> **Page extract**:

^^^^

Download the IAM On-Line Handwriting Database
Structure
The IAM-OnDB is hierarchically structured into forms (The name of the files correspond to the naming scheme of the LOB Corpus):
- data/original-xml-part.tar.gz - Contains all forms which were acquired with the recording system of the University of Bern, i.e. the writer-ids and the transcriptions are stored within the xml-files. See a description of the xml-format.
- data/writers.xml - Contains the information of all writers in the database.
- data/lineStrokes-all.tar.gz - Contains the xml-files of the divided lines in on-line format.
- data/lineImages-all.tar.gz - Contains the xml-files of the divided lines in off-line format.
- data/original-xml-all.tar.gz - Contains all original forms. This is a superset of original-xml-part.tar.gz. It additionally contains forms with the same on-line handwriting informations but without the transcription and the writer-id. For that, see data/forms.txt, which contains the mapping of all forms to the writers.
- ascii-all.tar.gz - Contains the ascii-transcriptions of all files in the database (Under the CSR:-part).

^^^^

> **Records to use**:
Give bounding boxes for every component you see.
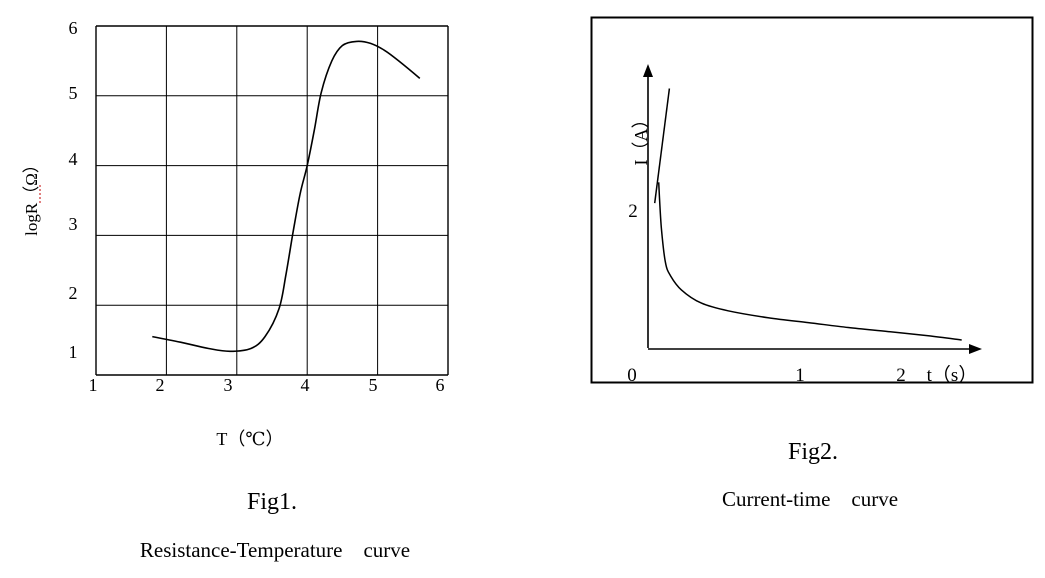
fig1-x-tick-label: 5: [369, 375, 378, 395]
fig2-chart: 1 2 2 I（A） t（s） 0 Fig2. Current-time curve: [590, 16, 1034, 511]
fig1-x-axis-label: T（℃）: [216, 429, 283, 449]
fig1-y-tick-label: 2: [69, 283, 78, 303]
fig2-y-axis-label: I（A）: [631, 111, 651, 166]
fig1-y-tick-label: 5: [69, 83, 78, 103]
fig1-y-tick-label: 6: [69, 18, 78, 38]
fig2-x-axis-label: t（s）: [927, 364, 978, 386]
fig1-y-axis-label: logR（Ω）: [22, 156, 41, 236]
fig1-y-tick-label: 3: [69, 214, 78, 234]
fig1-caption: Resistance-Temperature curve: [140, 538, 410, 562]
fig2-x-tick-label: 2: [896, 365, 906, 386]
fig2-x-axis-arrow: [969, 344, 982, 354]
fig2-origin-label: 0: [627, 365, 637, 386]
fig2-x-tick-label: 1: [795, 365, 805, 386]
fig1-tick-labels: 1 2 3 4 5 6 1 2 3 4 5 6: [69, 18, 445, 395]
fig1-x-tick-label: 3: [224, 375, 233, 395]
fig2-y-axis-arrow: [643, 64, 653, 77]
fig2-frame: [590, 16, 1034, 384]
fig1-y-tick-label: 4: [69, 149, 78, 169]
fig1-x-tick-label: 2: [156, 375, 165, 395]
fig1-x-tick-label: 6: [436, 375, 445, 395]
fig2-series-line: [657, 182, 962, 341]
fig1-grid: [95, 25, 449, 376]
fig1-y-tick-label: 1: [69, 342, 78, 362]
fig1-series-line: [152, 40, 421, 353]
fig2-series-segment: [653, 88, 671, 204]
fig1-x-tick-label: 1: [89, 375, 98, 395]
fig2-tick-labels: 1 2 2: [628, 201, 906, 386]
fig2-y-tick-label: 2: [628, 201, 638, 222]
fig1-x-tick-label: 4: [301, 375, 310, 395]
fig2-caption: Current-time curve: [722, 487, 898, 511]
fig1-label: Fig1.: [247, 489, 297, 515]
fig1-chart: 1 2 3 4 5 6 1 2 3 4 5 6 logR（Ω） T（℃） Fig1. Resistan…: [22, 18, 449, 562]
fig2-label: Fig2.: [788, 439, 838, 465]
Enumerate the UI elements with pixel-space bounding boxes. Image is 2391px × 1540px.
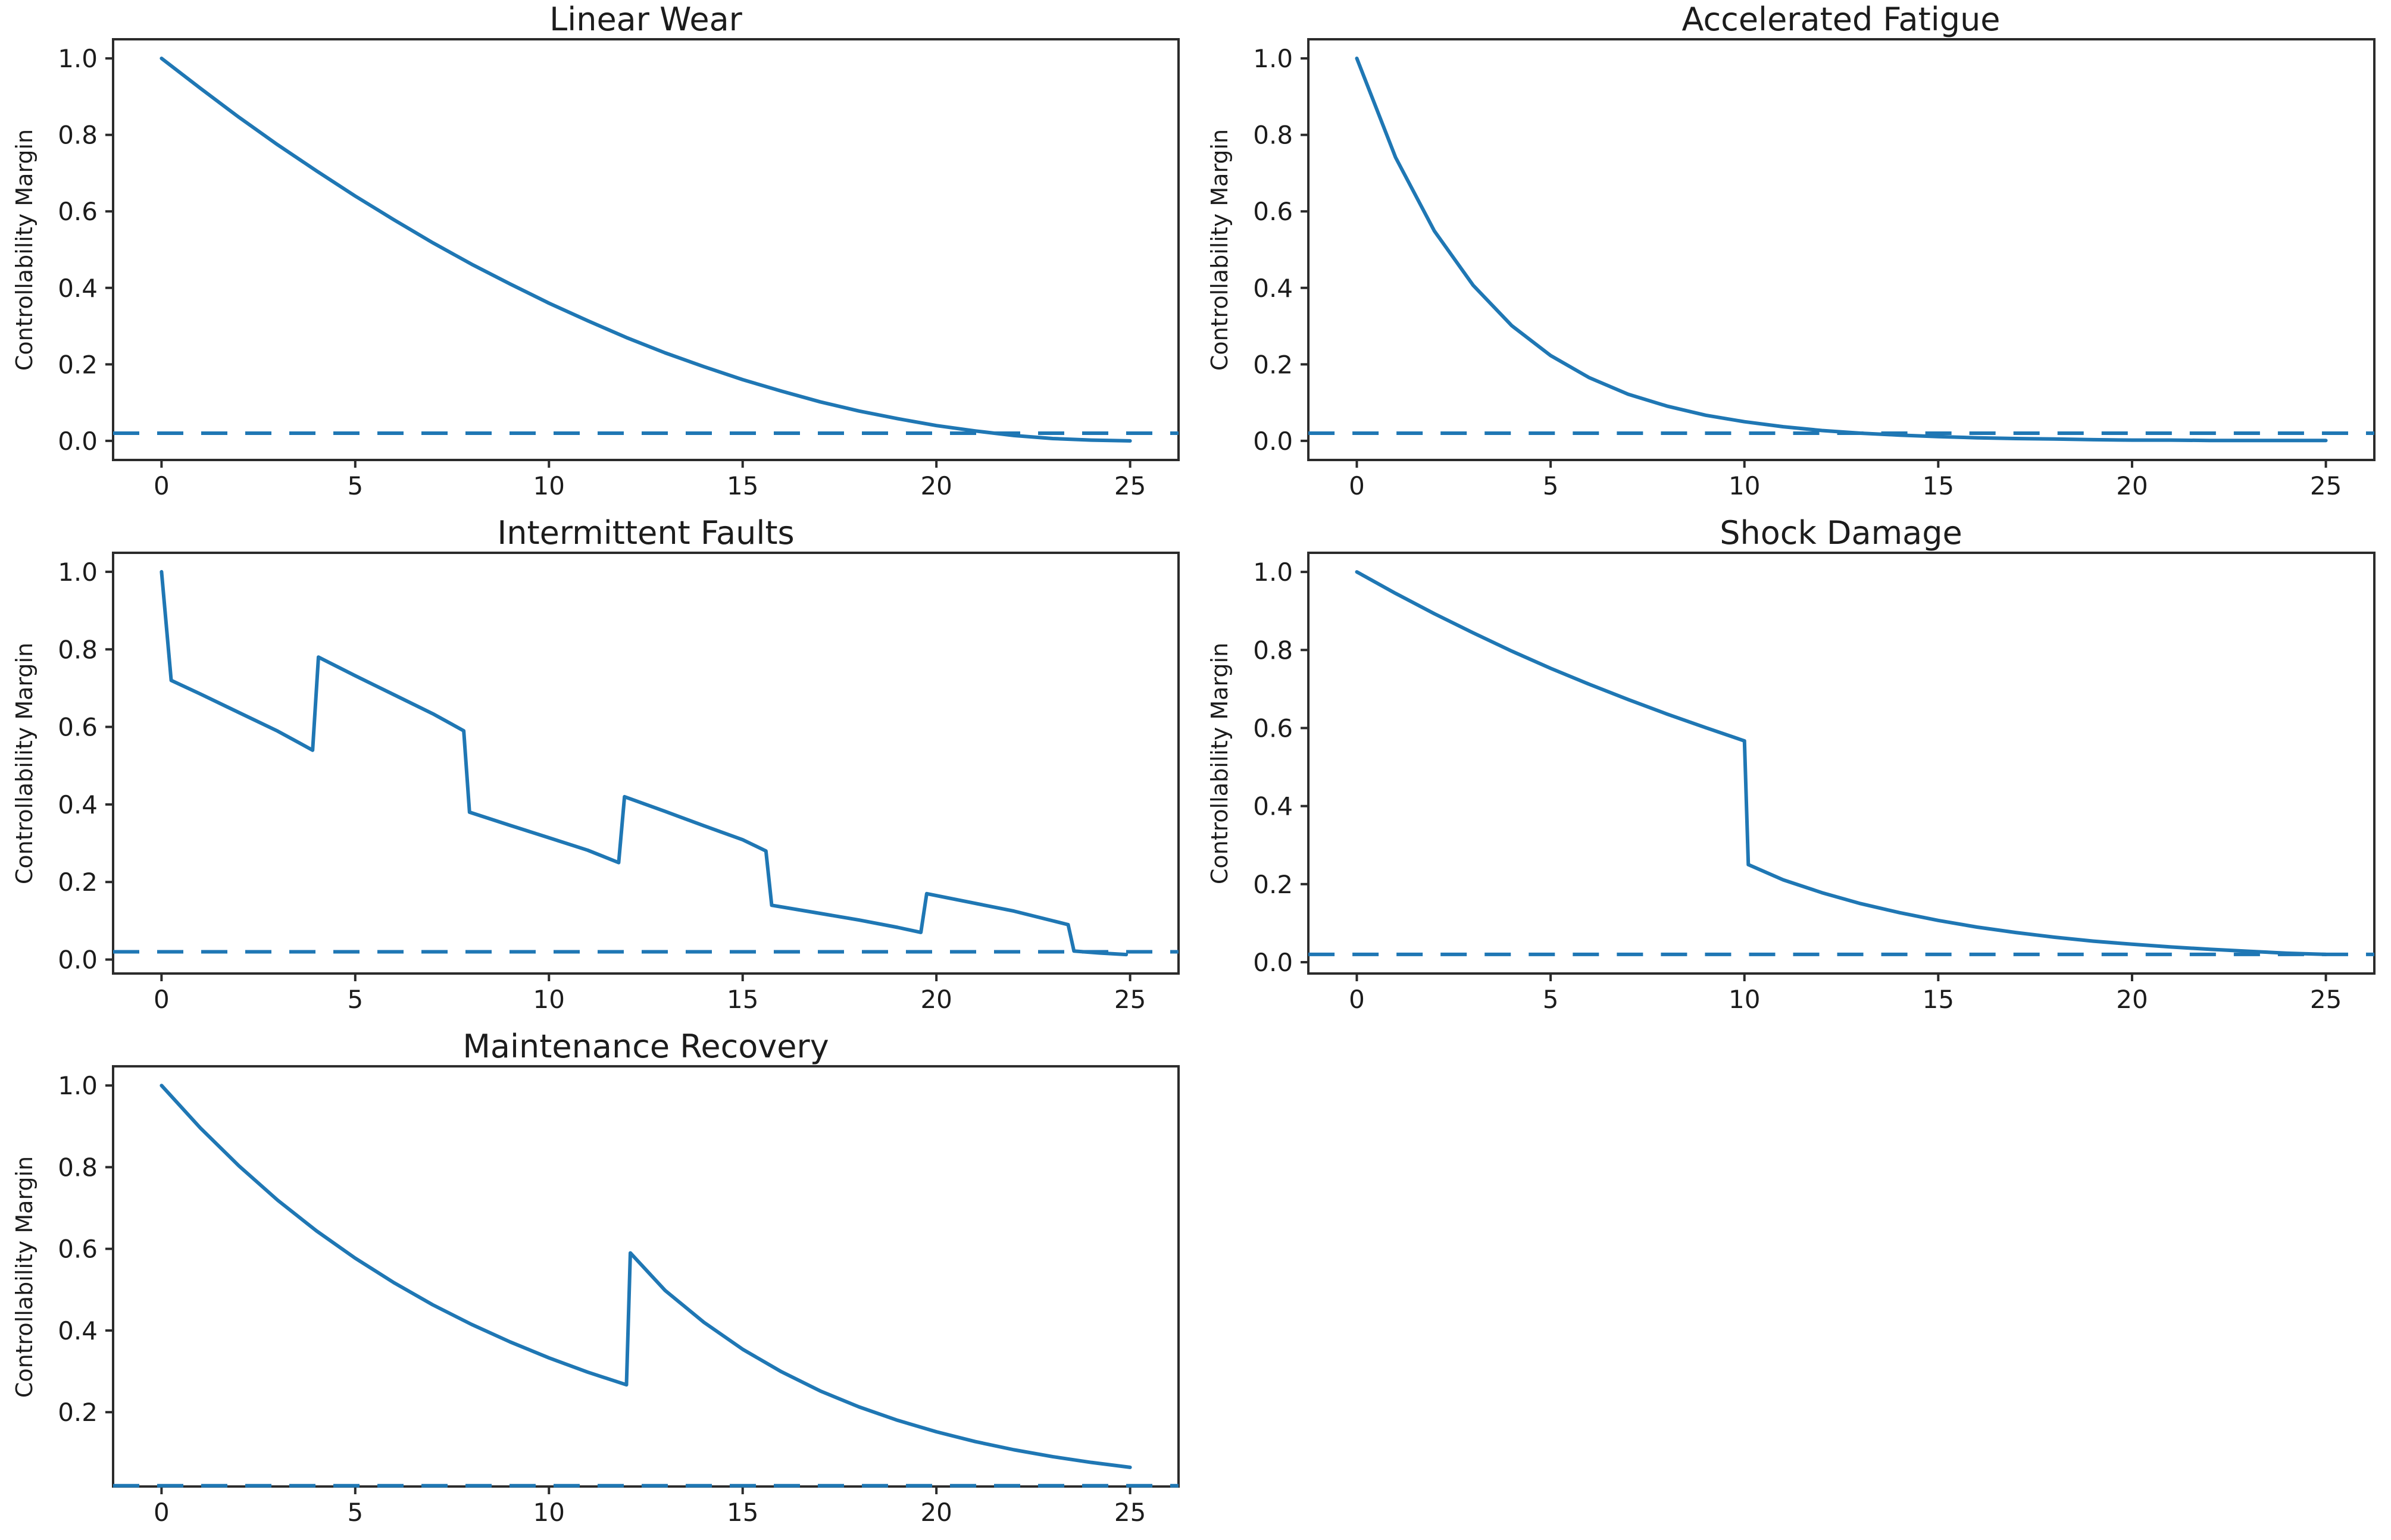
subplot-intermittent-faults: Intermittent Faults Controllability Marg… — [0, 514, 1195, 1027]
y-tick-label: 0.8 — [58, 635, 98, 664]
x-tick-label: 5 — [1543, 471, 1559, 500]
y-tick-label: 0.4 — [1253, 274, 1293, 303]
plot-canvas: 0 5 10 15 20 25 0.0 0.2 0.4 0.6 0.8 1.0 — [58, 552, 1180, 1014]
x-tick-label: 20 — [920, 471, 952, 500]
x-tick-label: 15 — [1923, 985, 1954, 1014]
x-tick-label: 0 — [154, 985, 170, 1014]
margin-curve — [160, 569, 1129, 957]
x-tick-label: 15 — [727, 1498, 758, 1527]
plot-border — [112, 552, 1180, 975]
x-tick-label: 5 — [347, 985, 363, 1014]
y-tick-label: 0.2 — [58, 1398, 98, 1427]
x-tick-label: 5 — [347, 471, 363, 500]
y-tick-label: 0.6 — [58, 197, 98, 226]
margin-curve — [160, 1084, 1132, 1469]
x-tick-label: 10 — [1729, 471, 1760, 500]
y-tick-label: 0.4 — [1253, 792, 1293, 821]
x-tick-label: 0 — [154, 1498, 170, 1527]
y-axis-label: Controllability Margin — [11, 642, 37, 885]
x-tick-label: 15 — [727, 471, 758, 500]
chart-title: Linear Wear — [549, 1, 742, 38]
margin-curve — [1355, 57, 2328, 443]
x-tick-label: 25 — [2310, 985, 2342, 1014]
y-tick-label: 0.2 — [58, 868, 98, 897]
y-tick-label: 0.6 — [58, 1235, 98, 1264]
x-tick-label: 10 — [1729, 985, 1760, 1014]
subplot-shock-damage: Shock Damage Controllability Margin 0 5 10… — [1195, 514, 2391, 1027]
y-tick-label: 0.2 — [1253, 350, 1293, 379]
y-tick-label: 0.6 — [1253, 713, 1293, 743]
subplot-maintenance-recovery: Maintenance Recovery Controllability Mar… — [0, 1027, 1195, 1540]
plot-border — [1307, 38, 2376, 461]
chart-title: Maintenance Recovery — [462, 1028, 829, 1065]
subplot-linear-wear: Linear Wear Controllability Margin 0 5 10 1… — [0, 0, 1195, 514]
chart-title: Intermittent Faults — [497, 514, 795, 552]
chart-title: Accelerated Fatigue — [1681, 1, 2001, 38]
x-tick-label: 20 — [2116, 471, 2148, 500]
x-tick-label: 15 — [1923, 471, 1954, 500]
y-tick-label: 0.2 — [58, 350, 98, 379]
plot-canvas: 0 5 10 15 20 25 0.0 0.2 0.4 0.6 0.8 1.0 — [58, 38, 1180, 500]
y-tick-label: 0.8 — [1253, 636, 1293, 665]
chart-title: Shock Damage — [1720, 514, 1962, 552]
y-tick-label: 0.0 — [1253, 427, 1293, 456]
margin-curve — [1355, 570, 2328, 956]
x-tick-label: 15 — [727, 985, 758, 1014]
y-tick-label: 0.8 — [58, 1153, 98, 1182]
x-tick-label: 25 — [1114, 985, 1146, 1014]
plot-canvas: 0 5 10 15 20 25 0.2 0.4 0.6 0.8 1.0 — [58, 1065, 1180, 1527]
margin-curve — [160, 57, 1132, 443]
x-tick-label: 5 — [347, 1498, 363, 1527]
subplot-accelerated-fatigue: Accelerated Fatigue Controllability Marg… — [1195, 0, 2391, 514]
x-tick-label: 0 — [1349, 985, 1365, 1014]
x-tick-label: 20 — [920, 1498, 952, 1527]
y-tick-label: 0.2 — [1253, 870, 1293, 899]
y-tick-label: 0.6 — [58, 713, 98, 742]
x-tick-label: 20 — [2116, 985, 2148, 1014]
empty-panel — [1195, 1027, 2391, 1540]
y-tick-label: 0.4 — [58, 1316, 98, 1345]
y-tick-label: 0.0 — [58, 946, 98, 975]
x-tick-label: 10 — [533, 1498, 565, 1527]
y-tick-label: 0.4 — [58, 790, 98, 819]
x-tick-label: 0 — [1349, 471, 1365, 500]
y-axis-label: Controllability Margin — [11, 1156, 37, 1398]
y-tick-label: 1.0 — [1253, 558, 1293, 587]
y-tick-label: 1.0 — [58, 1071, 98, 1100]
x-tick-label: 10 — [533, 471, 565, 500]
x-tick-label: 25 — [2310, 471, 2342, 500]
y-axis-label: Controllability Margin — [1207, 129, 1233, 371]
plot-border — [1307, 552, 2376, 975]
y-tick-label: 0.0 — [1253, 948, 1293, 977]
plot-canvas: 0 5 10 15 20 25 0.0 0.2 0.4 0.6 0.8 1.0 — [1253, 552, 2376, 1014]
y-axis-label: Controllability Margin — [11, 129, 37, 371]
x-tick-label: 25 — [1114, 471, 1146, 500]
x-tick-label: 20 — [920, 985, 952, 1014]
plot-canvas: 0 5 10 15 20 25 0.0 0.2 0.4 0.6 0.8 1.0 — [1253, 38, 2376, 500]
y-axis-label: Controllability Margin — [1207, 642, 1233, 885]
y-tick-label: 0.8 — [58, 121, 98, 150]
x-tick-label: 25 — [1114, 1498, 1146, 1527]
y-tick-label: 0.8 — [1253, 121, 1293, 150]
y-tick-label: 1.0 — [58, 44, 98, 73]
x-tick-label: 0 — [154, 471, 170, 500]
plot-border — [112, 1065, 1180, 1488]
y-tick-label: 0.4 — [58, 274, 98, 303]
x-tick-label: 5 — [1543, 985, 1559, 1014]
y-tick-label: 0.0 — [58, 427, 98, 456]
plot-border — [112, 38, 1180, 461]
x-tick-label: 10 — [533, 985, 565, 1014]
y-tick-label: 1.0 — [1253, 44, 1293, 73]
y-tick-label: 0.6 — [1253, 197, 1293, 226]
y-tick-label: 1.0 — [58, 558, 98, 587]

^^^^

> **Required work**:
1/ Retype the IAM On-Line Handwriting Database download page in full, matching every word and character.
2/ Lay out the lines of the records from the line containing "subplot-intermittent-faults: Intermittent Faults" to the line containing "x-tick-label: 0 — [154, 1498, 170, 1527]", both included, as a JSON list of strings with one string per line and blank lines omitted.

> **Task responses**:
1/
Download the IAM On-Line Handwriting Database
Structure
The IAM-OnDB is hierarchically structured into forms (The name of the files correspond to the naming scheme of the LOB Corpus):
- data/original-xml-part.tar.gz - Contains all forms which were acquired with the recording system of the University of Bern, i.e. the writer-ids and the transcriptions are stored within the xml-files. See a description of the xml-format.
- data/writers.xml - Contains the information of all writers in the database.
- data/lineStrokes-all.tar.gz - Contains the xml-files of the divided lines in on-line format.
- data/lineImages-all.tar.gz - Contains the xml-files of the divided lines in off-line format.
- data/original-xml-all.tar.gz - Contains all original forms. This is a superset of original-xml-part.tar.gz. It additionally contains forms with the same on-line handwriting informations but without the transcription and the writer-id. For that, see data/forms.txt, which contains the mapping of all forms to the writers.
- ascii-all.tar.gz - Contains the ascii-transcriptions of all files in the database (Under the CSR:-part).

2/
[
  "subplot-intermittent-faults: Intermittent Faults Controllability Marg… — [0, 514, 1195, 1027]",
  "y-tick-label: 0.8 — [58, 635, 98, 664]",
  "x-tick-label: 5 — [1543, 471, 1559, 500]",
  "y-tick-label: 0.4 — [1253, 274, 1293, 303]",
  "plot-canvas: 0 5 10 15 20 25 0.0 0.2 0.4 0.6 0.8 1.0 — [58, 552, 1180, 1014]",
  "x-tick-label: 20 — [920, 471, 952, 500]",
  "x-tick-label: 15 — [1923, 985, 1954, 1014]",
  "x-tick-label: 0 — [154, 985, 170, 1014]",
  "margin-curve — [160, 569, 1129, 957]",
  "x-tick-label: 15 — [727, 1498, 758, 1527]",
  "plot-border — [112, 552, 1180, 975]",
  "x-tick-label: 5 — [347, 985, 363, 1014]",
  "y-tick-label: 0.2 — [58, 1398, 98, 1427]",
  "x-tick-label: 5 — [347, 471, 363, 500]",
  "y-tick-label: 0.6 — [58, 197, 98, 226]",
  "margin-curve — [160, 1084, 1132, 1469]",
  "x-tick-label: 10 — [1729, 471, 1760, 500]",
  "y-tick-label: 0.4 — [1253, 792, 1293, 821]",
  "x-tick-label: 0 — [154, 1498, 170, 1527]"
]